*Records shown*
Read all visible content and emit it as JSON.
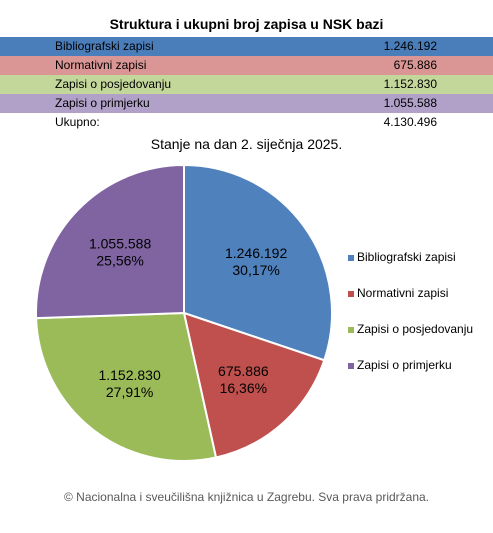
{
  "chart_data": {
    "type": "pie",
    "title": "Struktura i ukupni broj zapisa u NSK bazi",
    "subtitle": "Stanje na dan 2. siječnja 2025.",
    "slices": [
      {
        "name": "Bibliografski zapisi",
        "value": 1246192,
        "value_label": "1.246.192",
        "percent_label": "30,17%",
        "color": "#4f81bd",
        "row_color": "#4a7ebb"
      },
      {
        "name": "Normativni zapisi",
        "value": 675886,
        "value_label": "675.886",
        "percent_label": "16,36%",
        "color": "#c0504d",
        "row_color": "#da9694"
      },
      {
        "name": "Zapisi o posjedovanju",
        "value": 1152830,
        "value_label": "1.152.830",
        "percent_label": "27,91%",
        "color": "#9bbb59",
        "row_color": "#c4d79b"
      },
      {
        "name": "Zapisi o primjerku",
        "value": 1055588,
        "value_label": "1.055.588",
        "percent_label": "25,56%",
        "color": "#8064a2",
        "row_color": "#b1a0c7"
      }
    ],
    "total_label": "Ukupno:",
    "total_value": "4.130.496",
    "legend": "right"
  },
  "footer": "© Nacionalna i sveučilišna knjižnica u Zagrebu. Sva prava pridržana."
}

*Requirements*
Omit every picture, then reproduce the rest of the listing exactly.

*Solution for this problem*
Read all visible content and emit it as JSON.
{
  "chart_data": {
    "type": "pie",
    "title": "Struktura i ukupni broj zapisa u NSK bazi",
    "subtitle": "Stanje na dan 2. siječnja 2025.",
    "slices": [
      {
        "name": "Bibliografski zapisi",
        "value": 1246192,
        "value_label": "1.246.192",
        "percent_label": "30,17%",
        "color": "#4f81bd",
        "row_color": "#4a7ebb"
      },
      {
        "name": "Normativni zapisi",
        "value": 675886,
        "value_label": "675.886",
        "percent_label": "16,36%",
        "color": "#c0504d",
        "row_color": "#da9694"
      },
      {
        "name": "Zapisi o posjedovanju",
        "value": 1152830,
        "value_label": "1.152.830",
        "percent_label": "27,91%",
        "color": "#9bbb59",
        "row_color": "#c4d79b"
      },
      {
        "name": "Zapisi o primjerku",
        "value": 1055588,
        "value_label": "1.055.588",
        "percent_label": "25,56%",
        "color": "#8064a2",
        "row_color": "#b1a0c7"
      }
    ],
    "total_label": "Ukupno:",
    "total_value": "4.130.496",
    "legend": "right"
  },
  "footer": "© Nacionalna i sveučilišna knjižnica u Zagrebu. Sva prava pridržana."
}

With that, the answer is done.